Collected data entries
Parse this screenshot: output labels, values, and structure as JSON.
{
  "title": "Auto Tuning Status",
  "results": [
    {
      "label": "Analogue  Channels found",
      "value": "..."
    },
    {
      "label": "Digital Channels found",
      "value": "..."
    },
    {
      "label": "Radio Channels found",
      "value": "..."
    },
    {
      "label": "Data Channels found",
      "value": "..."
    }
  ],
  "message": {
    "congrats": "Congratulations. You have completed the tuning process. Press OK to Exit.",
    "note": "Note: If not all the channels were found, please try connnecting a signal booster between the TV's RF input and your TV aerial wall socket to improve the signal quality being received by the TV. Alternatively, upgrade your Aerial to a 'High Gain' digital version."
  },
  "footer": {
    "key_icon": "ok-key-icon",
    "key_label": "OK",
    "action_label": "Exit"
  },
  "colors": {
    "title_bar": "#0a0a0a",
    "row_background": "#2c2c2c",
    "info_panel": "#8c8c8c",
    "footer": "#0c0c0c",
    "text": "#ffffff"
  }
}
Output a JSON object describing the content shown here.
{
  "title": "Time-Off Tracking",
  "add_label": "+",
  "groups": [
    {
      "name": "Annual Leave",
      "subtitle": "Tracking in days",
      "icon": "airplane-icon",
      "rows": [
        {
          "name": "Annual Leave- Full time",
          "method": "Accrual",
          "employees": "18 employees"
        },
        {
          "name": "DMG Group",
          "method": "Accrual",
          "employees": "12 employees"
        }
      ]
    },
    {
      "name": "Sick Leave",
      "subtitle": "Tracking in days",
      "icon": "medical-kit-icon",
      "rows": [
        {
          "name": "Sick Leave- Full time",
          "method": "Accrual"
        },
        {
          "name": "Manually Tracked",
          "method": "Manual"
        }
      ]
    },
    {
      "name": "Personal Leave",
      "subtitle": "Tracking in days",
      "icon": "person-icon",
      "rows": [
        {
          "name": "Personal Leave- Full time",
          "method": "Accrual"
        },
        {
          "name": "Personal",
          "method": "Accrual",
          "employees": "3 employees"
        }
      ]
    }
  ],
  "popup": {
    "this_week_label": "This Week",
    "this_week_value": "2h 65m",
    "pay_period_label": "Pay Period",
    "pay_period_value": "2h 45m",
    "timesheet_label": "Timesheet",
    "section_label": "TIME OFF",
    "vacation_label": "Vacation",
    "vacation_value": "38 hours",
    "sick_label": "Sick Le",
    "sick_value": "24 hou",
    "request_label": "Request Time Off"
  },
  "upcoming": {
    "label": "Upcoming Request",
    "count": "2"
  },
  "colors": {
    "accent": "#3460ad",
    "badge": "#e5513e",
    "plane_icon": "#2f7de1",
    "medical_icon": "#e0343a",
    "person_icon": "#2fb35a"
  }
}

Directive ▸
Print the material above once more, exactly.

Written reply ▸
Parse this screenshot: output labels, values, and structure as JSON.
{
  "title": "Auto Tuning Status",
  "results": [
    {
      "label": "Analogue  Channels found",
      "value": "..."
    },
    {
      "label": "Digital Channels found",
      "value": "..."
    },
    {
      "label": "Radio Channels found",
      "value": "..."
    },
    {
      "label": "Data Channels found",
      "value": "..."
    }
  ],
  "message": {
    "congrats": "Congratulations. You have completed the tuning process. Press OK to Exit.",
    "note": "Note: If not all the channels were found, please try connnecting a signal booster between the TV's RF input and your TV aerial wall socket to improve the signal quality being received by the TV. Alternatively, upgrade your Aerial to a 'High Gain' digital version."
  },
  "footer": {
    "key_icon": "ok-key-icon",
    "key_label": "OK",
    "action_label": "Exit"
  },
  "colors": {
    "title_bar": "#0a0a0a",
    "row_background": "#2c2c2c",
    "info_panel": "#8c8c8c",
    "footer": "#0c0c0c",
    "text": "#ffffff"
  }
}
Output a JSON object describing the content shown here.
{
  "title": "Time-Off Tracking",
  "add_label": "+",
  "groups": [
    {
      "name": "Annual Leave",
      "subtitle": "Tracking in days",
      "icon": "airplane-icon",
      "rows": [
        {
          "name": "Annual Leave- Full time",
          "method": "Accrual",
          "employees": "18 employees"
        },
        {
          "name": "DMG Group",
          "method": "Accrual",
          "employees": "12 employees"
        }
      ]
    },
    {
      "name": "Sick Leave",
      "subtitle": "Tracking in days",
      "icon": "medical-kit-icon",
      "rows": [
        {
          "name": "Sick Leave- Full time",
          "method": "Accrual"
        },
        {
          "name": "Manually Tracked",
          "method": "Manual"
        }
      ]
    },
    {
      "name": "Personal Leave",
      "subtitle": "Tracking in days",
      "icon": "person-icon",
      "rows": [
        {
          "name": "Personal Leave- Full time",
          "method": "Accrual"
        },
        {
          "name": "Personal",
          "method": "Accrual",
          "employees": "3 employees"
        }
      ]
    }
  ],
  "popup": {
    "this_week_label": "This Week",
    "this_week_value": "2h 65m",
    "pay_period_label": "Pay Period",
    "pay_period_value": "2h 45m",
    "timesheet_label": "Timesheet",
    "section_label": "TIME OFF",
    "vacation_label": "Vacation",
    "vacation_value": "38 hours",
    "sick_label": "Sick Le",
    "sick_value": "24 hou",
    "request_label": "Request Time Off"
  },
  "upcoming": {
    "label": "Upcoming Request",
    "count": "2"
  },
  "colors": {
    "accent": "#3460ad",
    "badge": "#e5513e",
    "plane_icon": "#2f7de1",
    "medical_icon": "#e0343a",
    "person_icon": "#2fb35a"
  }
}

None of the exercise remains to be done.